> _Items from a figure collection_
- - -

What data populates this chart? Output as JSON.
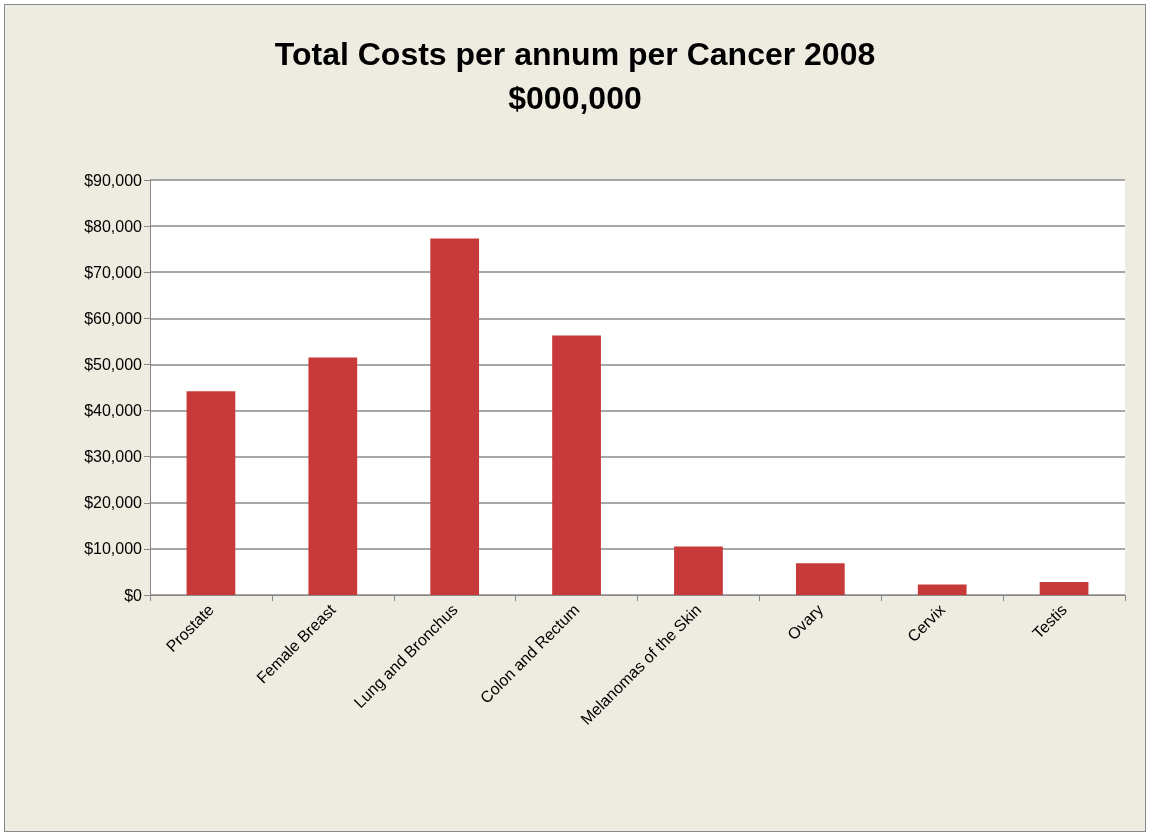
{
  "chart_data": {
    "type": "bar",
    "title": "Total Costs per annum per Cancer 2008\n$000,000",
    "categories": [
      "Prostate",
      "Female Breast",
      "Lung and Bronchus",
      "Colon and Rectum",
      "Melanomas of the Skin",
      "Ovary",
      "Cervix",
      "Testis"
    ],
    "values": [
      44200,
      51500,
      77300,
      56300,
      10500,
      6900,
      2300,
      2800
    ],
    "color": "#c83a3a",
    "ylim": [
      0,
      90000
    ],
    "yticks": [
      {
        "value": 0,
        "label": "$0"
      },
      {
        "value": 10000,
        "label": "$10,000"
      },
      {
        "value": 20000,
        "label": "$20,000"
      },
      {
        "value": 30000,
        "label": "$30,000"
      },
      {
        "value": 40000,
        "label": "$40,000"
      },
      {
        "value": 50000,
        "label": "$50,000"
      },
      {
        "value": 60000,
        "label": "$60,000"
      },
      {
        "value": 70000,
        "label": "$70,000"
      },
      {
        "value": 80000,
        "label": "$80,000"
      },
      {
        "value": 90000,
        "label": "$90,000"
      }
    ],
    "grid": "y"
  }
}
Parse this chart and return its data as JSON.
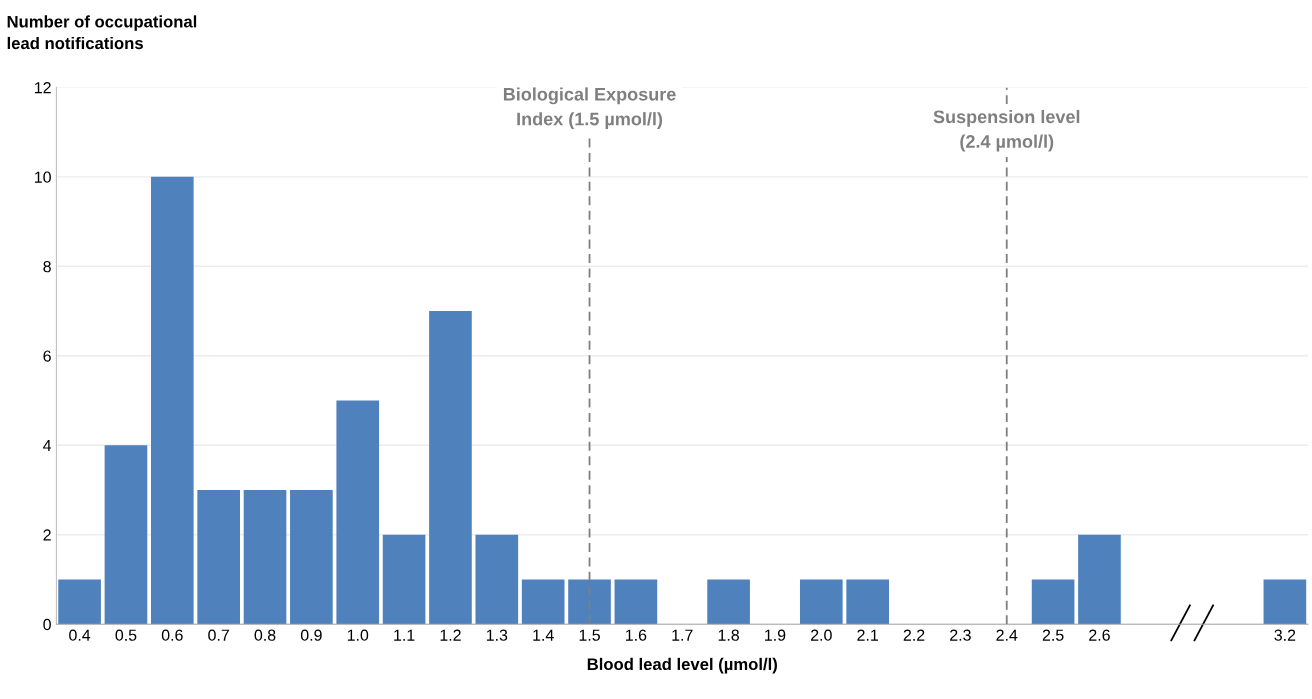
{
  "chart_data": {
    "type": "bar",
    "ylabel": "Number of occupational\nlead notifications",
    "xlabel": "Blood lead level (µmol/l)",
    "categories": [
      "0.4",
      "0.5",
      "0.6",
      "0.7",
      "0.8",
      "0.9",
      "1.0",
      "1.1",
      "1.2",
      "1.3",
      "1.4",
      "1.5",
      "1.6",
      "1.7",
      "1.8",
      "1.9",
      "2.0",
      "2.1",
      "2.2",
      "2.3",
      "2.4",
      "2.5",
      "2.6",
      null,
      null,
      null,
      "3.2"
    ],
    "values": [
      1,
      4,
      10,
      3,
      3,
      3,
      5,
      2,
      7,
      2,
      1,
      1,
      1,
      0,
      1,
      0,
      1,
      1,
      0,
      0,
      0,
      1,
      2,
      null,
      null,
      null,
      1
    ],
    "color": "#4f81bd",
    "ylim": [
      0,
      12
    ],
    "yticks": [
      0,
      2,
      4,
      6,
      8,
      10,
      12
    ],
    "grid": "y",
    "ref_lines": [
      {
        "axis": "x",
        "value": "1.5",
        "label": "Biological Exposure\nIndex (1.5 µmol/l)",
        "color": "#7f7f7f",
        "line_style": "dashed"
      },
      {
        "axis": "x",
        "value": "2.4",
        "label": "Suspension level\n(2.4 µmol/l)",
        "color": "#7f7f7f",
        "line_style": "dashed"
      }
    ]
  }
}
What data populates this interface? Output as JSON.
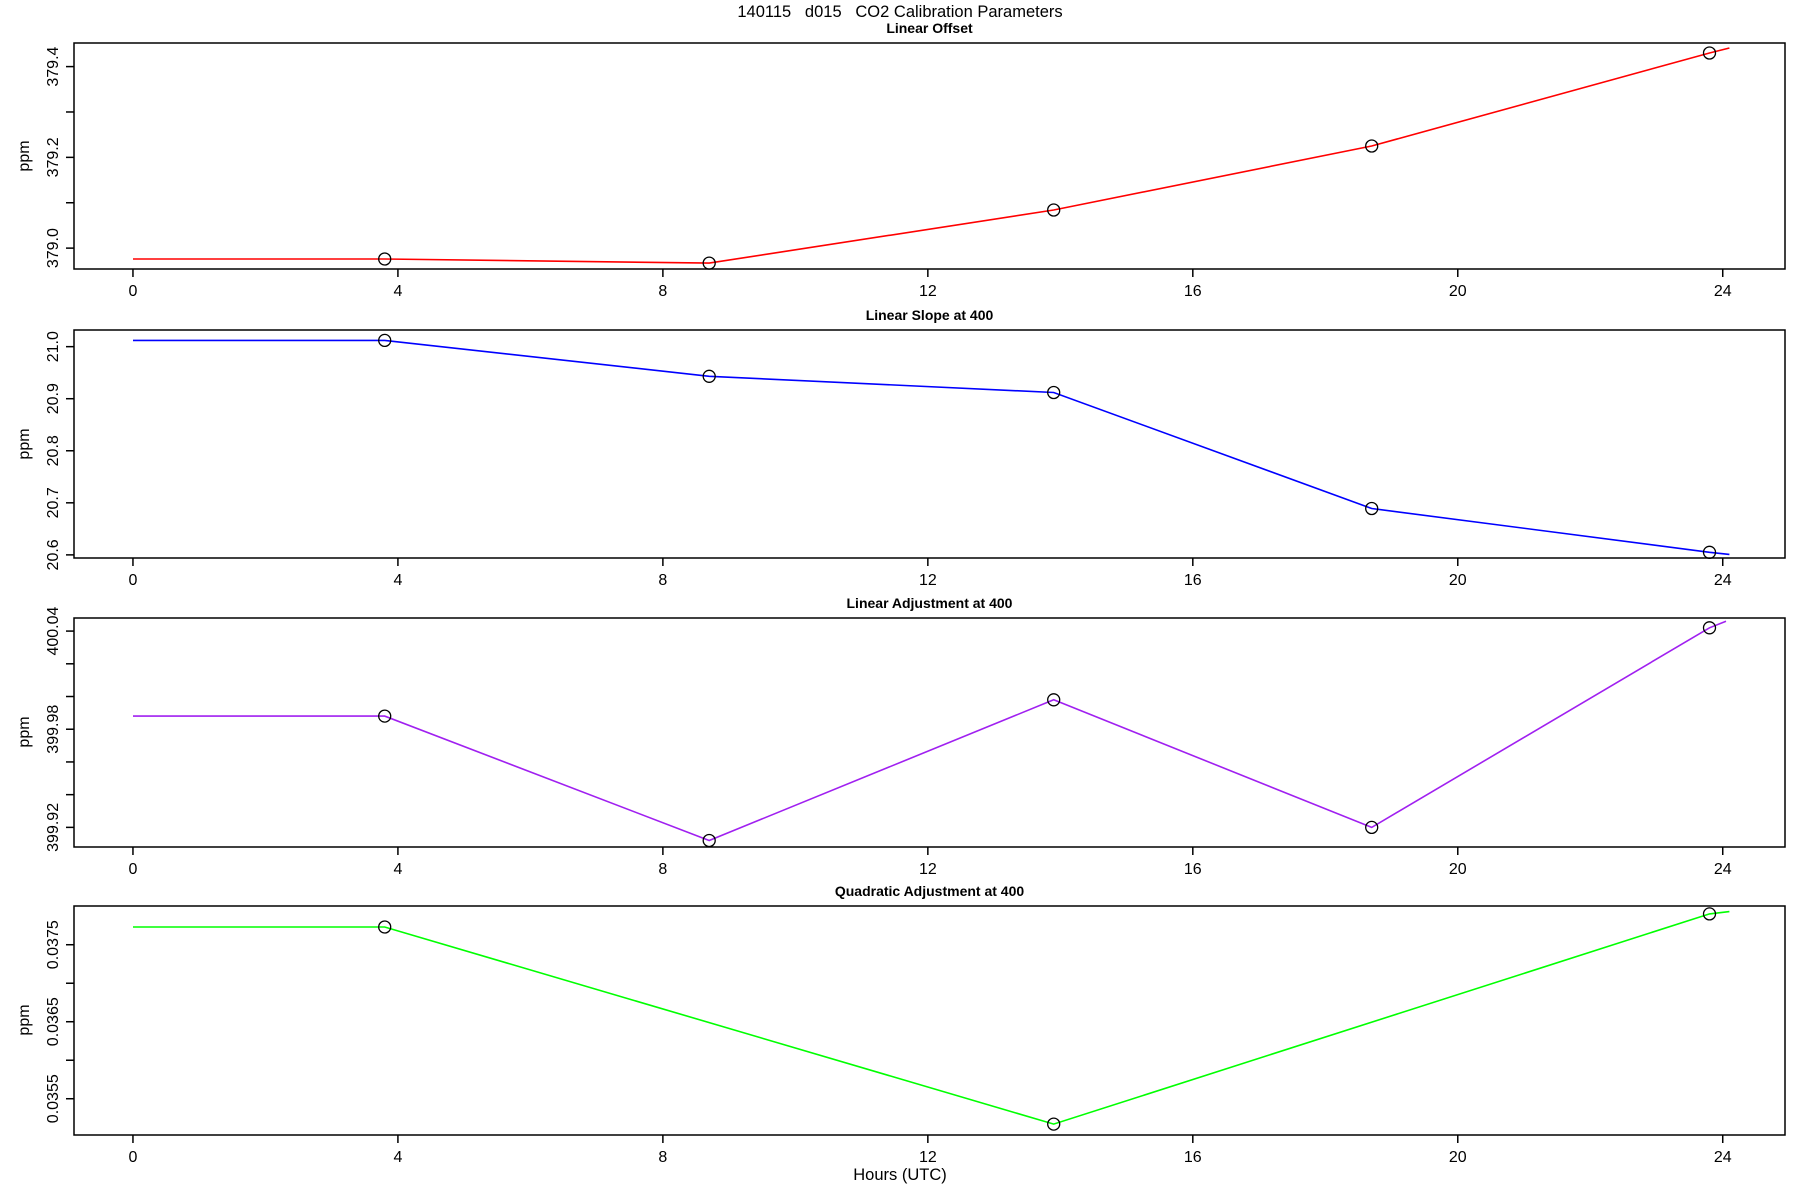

- - -

> _WHAT IS EXPECTED_
Quote in full the listing given above; the images are to be left out.

> _RESPONSE BELOW_
What data populates this chart? Output as JSON.
{
  "chart_data": {
    "type": "bar",
    "title": "Total Costs per annum per Cancer 2008\n$000,000",
    "categories": [
      "Prostate",
      "Female Breast",
      "Lung and Bronchus",
      "Colon and Rectum",
      "Melanomas of the Skin",
      "Ovary",
      "Cervix",
      "Testis"
    ],
    "values": [
      44200,
      51500,
      77300,
      56300,
      10500,
      6900,
      2300,
      2800
    ],
    "color": "#c83a3a",
    "ylim": [
      0,
      90000
    ],
    "yticks": [
      {
        "value": 0,
        "label": "$0"
      },
      {
        "value": 10000,
        "label": "$10,000"
      },
      {
        "value": 20000,
        "label": "$20,000"
      },
      {
        "value": 30000,
        "label": "$30,000"
      },
      {
        "value": 40000,
        "label": "$40,000"
      },
      {
        "value": 50000,
        "label": "$50,000"
      },
      {
        "value": 60000,
        "label": "$60,000"
      },
      {
        "value": 70000,
        "label": "$70,000"
      },
      {
        "value": 80000,
        "label": "$80,000"
      },
      {
        "value": 90000,
        "label": "$90,000"
      }
    ],
    "grid": "y"
  }
}
Parse this chart and return its data as JSON.
{
  "chart_data": {
    "type": "bar",
    "ylabel": "Number of occupational\nlead notifications",
    "xlabel": "Blood lead level (µmol/l)",
    "categories": [
      "0.4",
      "0.5",
      "0.6",
      "0.7",
      "0.8",
      "0.9",
      "1.0",
      "1.1",
      "1.2",
      "1.3",
      "1.4",
      "1.5",
      "1.6",
      "1.7",
      "1.8",
      "1.9",
      "2.0",
      "2.1",
      "2.2",
      "2.3",
      "2.4",
      "2.5",
      "2.6",
      null,
      null,
      null,
      "3.2"
    ],
    "values": [
      1,
      4,
      10,
      3,
      3,
      3,
      5,
      2,
      7,
      2,
      1,
      1,
      1,
      0,
      1,
      0,
      1,
      1,
      0,
      0,
      0,
      1,
      2,
      null,
      null,
      null,
      1
    ],
    "color": "#4f81bd",
    "ylim": [
      0,
      12
    ],
    "yticks": [
      0,
      2,
      4,
      6,
      8,
      10,
      12
    ],
    "grid": "y",
    "ref_lines": [
      {
        "axis": "x",
        "value": "1.5",
        "label": "Biological Exposure\nIndex (1.5 µmol/l)",
        "color": "#7f7f7f",
        "line_style": "dashed"
      },
      {
        "axis": "x",
        "value": "2.4",
        "label": "Suspension level\n(2.4 µmol/l)",
        "color": "#7f7f7f",
        "line_style": "dashed"
      }
    ]
  }
}
What data populates this interface? Output as JSON.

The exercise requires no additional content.